EXERCISE GOAL: Exclude the pictures; give every entry again exactly as written.

MATERIAL PROVIDED:
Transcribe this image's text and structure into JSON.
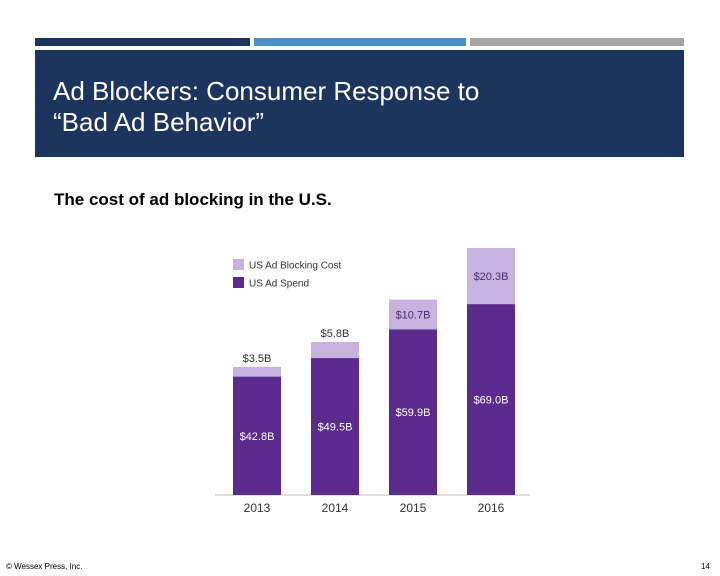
{
  "slide": {
    "title_lines": [
      "Ad Blockers: Consumer Response to",
      "“Bad Ad Behavior”"
    ],
    "subtitle": "The cost of ad blocking in the U.S.",
    "footer_left": "© Wessex Press, Inc.",
    "page_number": "14"
  },
  "colors": {
    "title_band": "#1c355e",
    "stripe_dark": "#1c355e",
    "stripe_blue": "#4c8ec5",
    "stripe_gray": "#a5a5a5",
    "ad_spend": "#5a2a8c",
    "blocking_cost": "#c7b3e0"
  },
  "chart_data": {
    "type": "bar",
    "stacked": true,
    "categories": [
      "2013",
      "2014",
      "2015",
      "2016"
    ],
    "series": [
      {
        "name": "US Ad Spend",
        "values": [
          42.8,
          49.5,
          59.9,
          69.0
        ],
        "labels": [
          "$42.8B",
          "$49.5B",
          "$59.9B",
          "$69.0B"
        ],
        "color": "#5a2a8c"
      },
      {
        "name": "US Ad Blocking Cost",
        "values": [
          3.5,
          5.8,
          10.7,
          20.3
        ],
        "labels": [
          "$3.5B",
          "$5.8B",
          "$10.7B",
          "$20.3B"
        ],
        "color": "#c7b3e0"
      }
    ],
    "ylim": [
      0,
      90
    ],
    "legend_position": "top-left",
    "grid": false,
    "title": "",
    "xlabel": "",
    "ylabel": ""
  }
}
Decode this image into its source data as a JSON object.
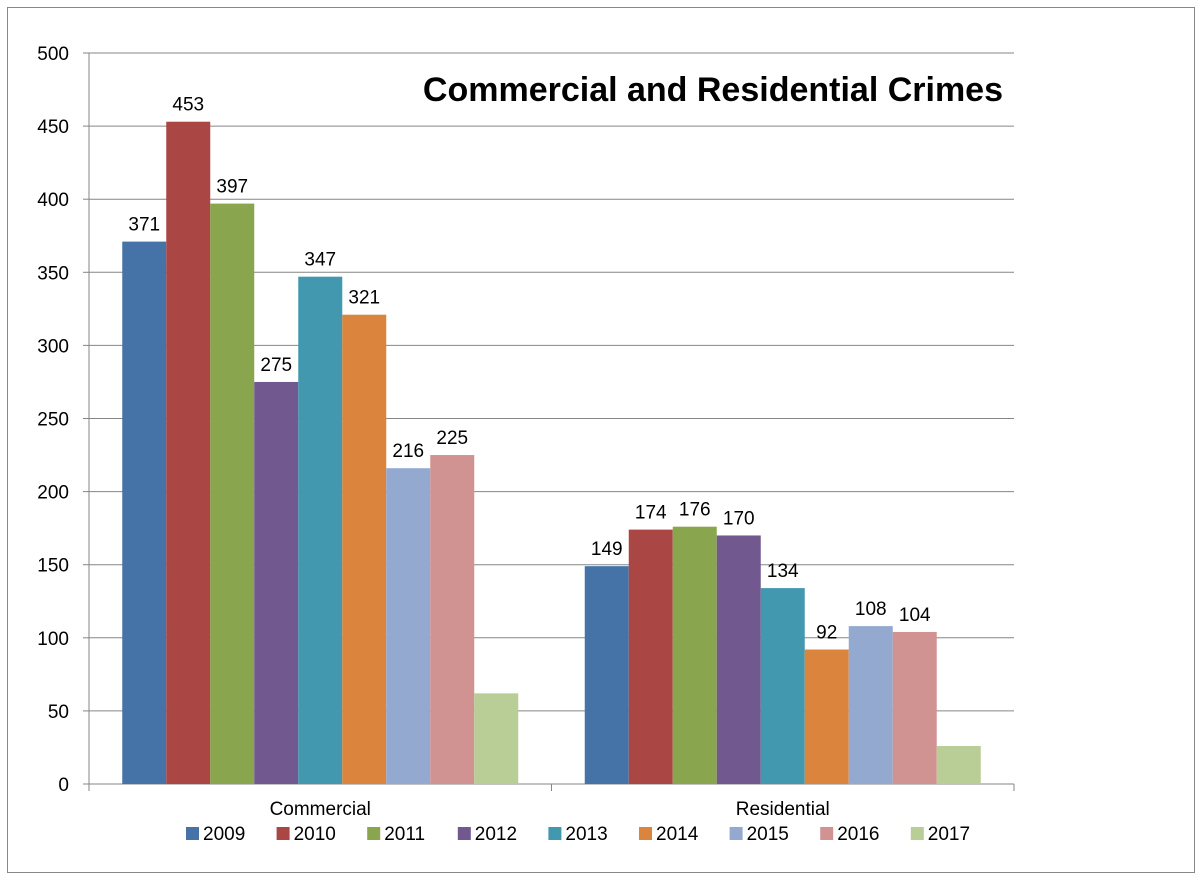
{
  "chart_data": {
    "type": "bar",
    "title": "Commercial and Residential Crimes",
    "xlabel": "",
    "ylabel": "",
    "categories": [
      "Commercial",
      "Residential"
    ],
    "ylim": [
      0,
      500
    ],
    "yticks": [
      0,
      50,
      100,
      150,
      200,
      250,
      300,
      350,
      400,
      450,
      500
    ],
    "grid": true,
    "legend_position": "bottom",
    "series": [
      {
        "name": "2009",
        "values": [
          371,
          149
        ],
        "color": "#4573A7",
        "labels": [
          "371",
          "149"
        ]
      },
      {
        "name": "2010",
        "values": [
          453,
          174
        ],
        "color": "#AA4644",
        "labels": [
          "453",
          "174"
        ]
      },
      {
        "name": "2011",
        "values": [
          397,
          176
        ],
        "color": "#89A54E",
        "labels": [
          "397",
          "176"
        ]
      },
      {
        "name": "2012",
        "values": [
          275,
          170
        ],
        "color": "#71588F",
        "labels": [
          "275",
          "170"
        ]
      },
      {
        "name": "2013",
        "values": [
          347,
          134
        ],
        "color": "#4298AF",
        "labels": [
          "347",
          "134"
        ]
      },
      {
        "name": "2014",
        "values": [
          321,
          92
        ],
        "color": "#DB843D",
        "labels": [
          "321",
          "92"
        ]
      },
      {
        "name": "2015",
        "values": [
          216,
          108
        ],
        "color": "#93A9D0",
        "labels": [
          "216",
          "108"
        ]
      },
      {
        "name": "2016",
        "values": [
          225,
          104
        ],
        "color": "#D09392",
        "labels": [
          "225",
          "104"
        ]
      },
      {
        "name": "2017",
        "values": [
          62,
          26
        ],
        "color": "#B9CD96",
        "labels": [
          "",
          ""
        ]
      }
    ]
  }
}
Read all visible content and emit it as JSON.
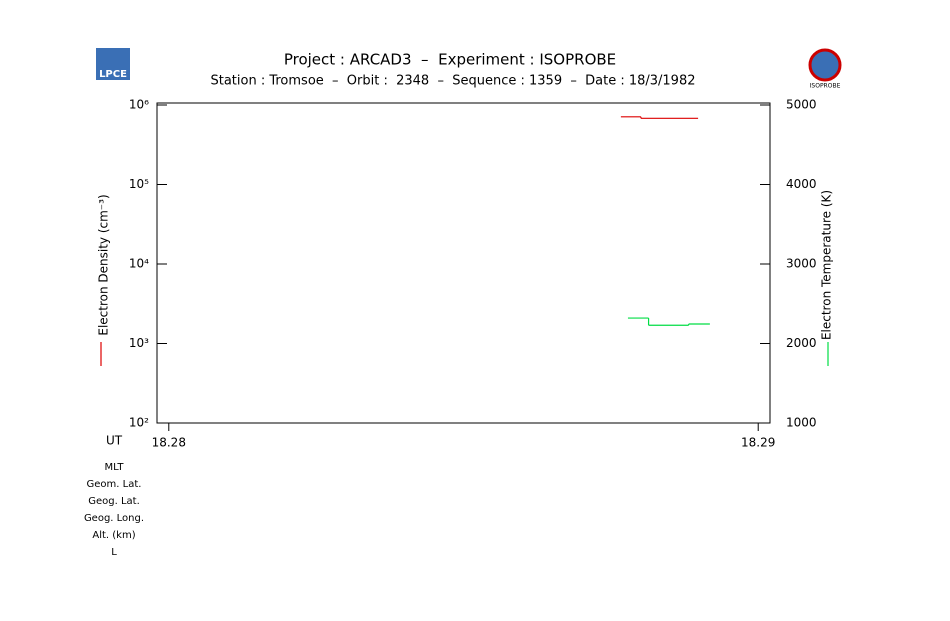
{
  "chart_data": {
    "type": "step",
    "title": "Project : ARCAD3  –  Experiment : ISOPROBE",
    "subtitle": "Station : Tromsoe  –  Orbit :  2348  –  Sequence : 1359  –  Date : 18/3/1982",
    "logo_left": "LPCE",
    "logo_right": "ISOPROBE",
    "ylabel": "Electron Density (cm⁻³)",
    "y2label": "Electron Temperature (K)",
    "xlabel": "UT",
    "row_labels": [
      "MLT",
      "Geom. Lat.",
      "Geog. Lat.",
      "Geog. Long.",
      "Alt. (km)",
      "L"
    ],
    "xlim": [
      18.2798,
      18.2902
    ],
    "xticks": [
      18.28,
      18.29
    ],
    "ylim": [
      100,
      1000000
    ],
    "ylog": true,
    "yticks": [
      {
        "value": 100,
        "label": "10²"
      },
      {
        "value": 1000,
        "label": "10³"
      },
      {
        "value": 10000,
        "label": "10⁴"
      },
      {
        "value": 100000,
        "label": "10⁵"
      },
      {
        "value": 1000000,
        "label": "10⁶"
      }
    ],
    "y2lim": [
      1000,
      5000
    ],
    "y2ticks": [
      1000,
      2000,
      3000,
      4000,
      5000
    ],
    "series": [
      {
        "name": "Electron Density",
        "color": "#dd0000",
        "x_start": [
          18.28767,
          18.28801
        ],
        "x_end": [
          18.28801,
          18.28898
        ],
        "values": [
          710000,
          680000
        ]
      },
      {
        "name": "Electron Temperature",
        "color": "#00dd44",
        "axis": "y2",
        "x_start": [
          18.28779,
          18.28814,
          18.28882
        ],
        "x_end": [
          18.28814,
          18.28882,
          18.28918
        ],
        "values": [
          2320,
          2230,
          2245
        ]
      }
    ]
  }
}
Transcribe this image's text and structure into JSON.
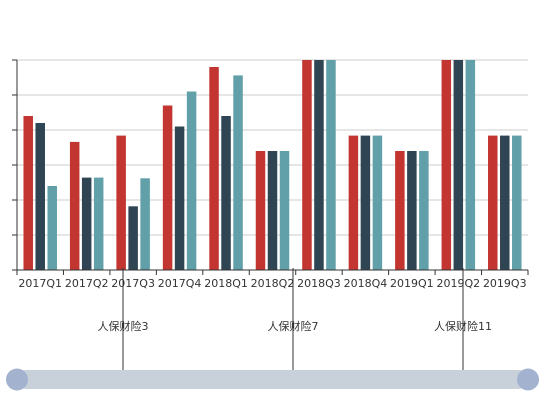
{
  "chart_data": {
    "type": "bar",
    "categories": [
      "2017Q1",
      "2017Q2",
      "2017Q3",
      "2017Q4",
      "2018Q1",
      "2018Q2",
      "2018Q3",
      "2018Q4",
      "2019Q1",
      "2019Q2",
      "2019Q3"
    ],
    "series": [
      {
        "color": "#c23531",
        "values": [
          22,
          18.3,
          19.2,
          23.5,
          29,
          17,
          30,
          19.2,
          17,
          30,
          19.2
        ]
      },
      {
        "color": "#2f4554",
        "values": [
          21,
          13.2,
          9.1,
          20.5,
          22,
          17,
          30,
          19.2,
          17,
          30,
          19.2
        ]
      },
      {
        "color": "#61a0a8",
        "values": [
          12,
          13.2,
          13.1,
          25.5,
          27.8,
          17,
          30,
          19.2,
          17,
          30,
          19.2
        ]
      }
    ],
    "ylim": [
      0,
      30
    ],
    "y_ticks": [
      0,
      5,
      10,
      15,
      20,
      25,
      30
    ],
    "grid": true,
    "timeline": {
      "labels": [
        "人保财险3",
        "人保财险7",
        "人保财险11"
      ],
      "slider_color": "#c8d0da",
      "handle_color": "#a3b3cf"
    }
  }
}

COMPLETED EXERCISE:
Transcribe this image's text and structure into JSON.
{
  "slide": {
    "title_lines": [
      "Ad Blockers: Consumer Response to",
      "“Bad Ad Behavior”"
    ],
    "subtitle": "The cost of ad blocking in the U.S.",
    "footer_left": "© Wessex Press, Inc.",
    "page_number": "14"
  },
  "colors": {
    "title_band": "#1c355e",
    "stripe_dark": "#1c355e",
    "stripe_blue": "#4c8ec5",
    "stripe_gray": "#a5a5a5",
    "ad_spend": "#5a2a8c",
    "blocking_cost": "#c7b3e0"
  },
  "chart_data": {
    "type": "bar",
    "stacked": true,
    "categories": [
      "2013",
      "2014",
      "2015",
      "2016"
    ],
    "series": [
      {
        "name": "US Ad Spend",
        "values": [
          42.8,
          49.5,
          59.9,
          69.0
        ],
        "labels": [
          "$42.8B",
          "$49.5B",
          "$59.9B",
          "$69.0B"
        ],
        "color": "#5a2a8c"
      },
      {
        "name": "US Ad Blocking Cost",
        "values": [
          3.5,
          5.8,
          10.7,
          20.3
        ],
        "labels": [
          "$3.5B",
          "$5.8B",
          "$10.7B",
          "$20.3B"
        ],
        "color": "#c7b3e0"
      }
    ],
    "ylim": [
      0,
      90
    ],
    "legend_position": "top-left",
    "grid": false,
    "title": "",
    "xlabel": "",
    "ylabel": ""
  }
}
Decode this image into its source data as a JSON object.
{
  "chart_data": {
    "type": "bar",
    "title": "Commercial and Residential Crimes",
    "xlabel": "",
    "ylabel": "",
    "categories": [
      "Commercial",
      "Residential"
    ],
    "ylim": [
      0,
      500
    ],
    "yticks": [
      0,
      50,
      100,
      150,
      200,
      250,
      300,
      350,
      400,
      450,
      500
    ],
    "grid": true,
    "legend_position": "bottom",
    "series": [
      {
        "name": "2009",
        "values": [
          371,
          149
        ],
        "color": "#4573A7",
        "labels": [
          "371",
          "149"
        ]
      },
      {
        "name": "2010",
        "values": [
          453,
          174
        ],
        "color": "#AA4644",
        "labels": [
          "453",
          "174"
        ]
      },
      {
        "name": "2011",
        "values": [
          397,
          176
        ],
        "color": "#89A54E",
        "labels": [
          "397",
          "176"
        ]
      },
      {
        "name": "2012",
        "values": [
          275,
          170
        ],
        "color": "#71588F",
        "labels": [
          "275",
          "170"
        ]
      },
      {
        "name": "2013",
        "values": [
          347,
          134
        ],
        "color": "#4298AF",
        "labels": [
          "347",
          "134"
        ]
      },
      {
        "name": "2014",
        "values": [
          321,
          92
        ],
        "color": "#DB843D",
        "labels": [
          "321",
          "92"
        ]
      },
      {
        "name": "2015",
        "values": [
          216,
          108
        ],
        "color": "#93A9D0",
        "labels": [
          "216",
          "108"
        ]
      },
      {
        "name": "2016",
        "values": [
          225,
          104
        ],
        "color": "#D09392",
        "labels": [
          "225",
          "104"
        ]
      },
      {
        "name": "2017",
        "values": [
          62,
          26
        ],
        "color": "#B9CD96",
        "labels": [
          "",
          ""
        ]
      }
    ]
  }
}
Read all visible content and emit it as JSON.
{
  "chart_data": {
    "type": "step",
    "title": "Project : ARCAD3  –  Experiment : ISOPROBE",
    "subtitle": "Station : Tromsoe  –  Orbit :  2348  –  Sequence : 1359  –  Date : 18/3/1982",
    "logo_left": "LPCE",
    "logo_right": "ISOPROBE",
    "ylabel": "Electron Density (cm⁻³)",
    "y2label": "Electron Temperature (K)",
    "xlabel": "UT",
    "row_labels": [
      "MLT",
      "Geom. Lat.",
      "Geog. Lat.",
      "Geog. Long.",
      "Alt. (km)",
      "L"
    ],
    "xlim": [
      18.2798,
      18.2902
    ],
    "xticks": [
      18.28,
      18.29
    ],
    "ylim": [
      100,
      1000000
    ],
    "ylog": true,
    "yticks": [
      {
        "value": 100,
        "label": "10²"
      },
      {
        "value": 1000,
        "label": "10³"
      },
      {
        "value": 10000,
        "label": "10⁴"
      },
      {
        "value": 100000,
        "label": "10⁵"
      },
      {
        "value": 1000000,
        "label": "10⁶"
      }
    ],
    "y2lim": [
      1000,
      5000
    ],
    "y2ticks": [
      1000,
      2000,
      3000,
      4000,
      5000
    ],
    "series": [
      {
        "name": "Electron Density",
        "color": "#dd0000",
        "x_start": [
          18.28767,
          18.28801
        ],
        "x_end": [
          18.28801,
          18.28898
        ],
        "values": [
          710000,
          680000
        ]
      },
      {
        "name": "Electron Temperature",
        "color": "#00dd44",
        "axis": "y2",
        "x_start": [
          18.28779,
          18.28814,
          18.28882
        ],
        "x_end": [
          18.28814,
          18.28882,
          18.28918
        ],
        "values": [
          2320,
          2230,
          2245
        ]
      }
    ]
  }
}
Transcribe this image's text and structure into JSON.
{
  "chart_data": {
    "type": "bar",
    "categories": [
      "2017Q1",
      "2017Q2",
      "2017Q3",
      "2017Q4",
      "2018Q1",
      "2018Q2",
      "2018Q3",
      "2018Q4",
      "2019Q1",
      "2019Q2",
      "2019Q3"
    ],
    "series": [
      {
        "color": "#c23531",
        "values": [
          22,
          18.3,
          19.2,
          23.5,
          29,
          17,
          30,
          19.2,
          17,
          30,
          19.2
        ]
      },
      {
        "color": "#2f4554",
        "values": [
          21,
          13.2,
          9.1,
          20.5,
          22,
          17,
          30,
          19.2,
          17,
          30,
          19.2
        ]
      },
      {
        "color": "#61a0a8",
        "values": [
          12,
          13.2,
          13.1,
          25.5,
          27.8,
          17,
          30,
          19.2,
          17,
          30,
          19.2
        ]
      }
    ],
    "ylim": [
      0,
      30
    ],
    "y_ticks": [
      0,
      5,
      10,
      15,
      20,
      25,
      30
    ],
    "grid": true,
    "timeline": {
      "labels": [
        "人保财险3",
        "人保财险7",
        "人保财险11"
      ],
      "slider_color": "#c8d0da",
      "handle_color": "#a3b3cf"
    }
  }
}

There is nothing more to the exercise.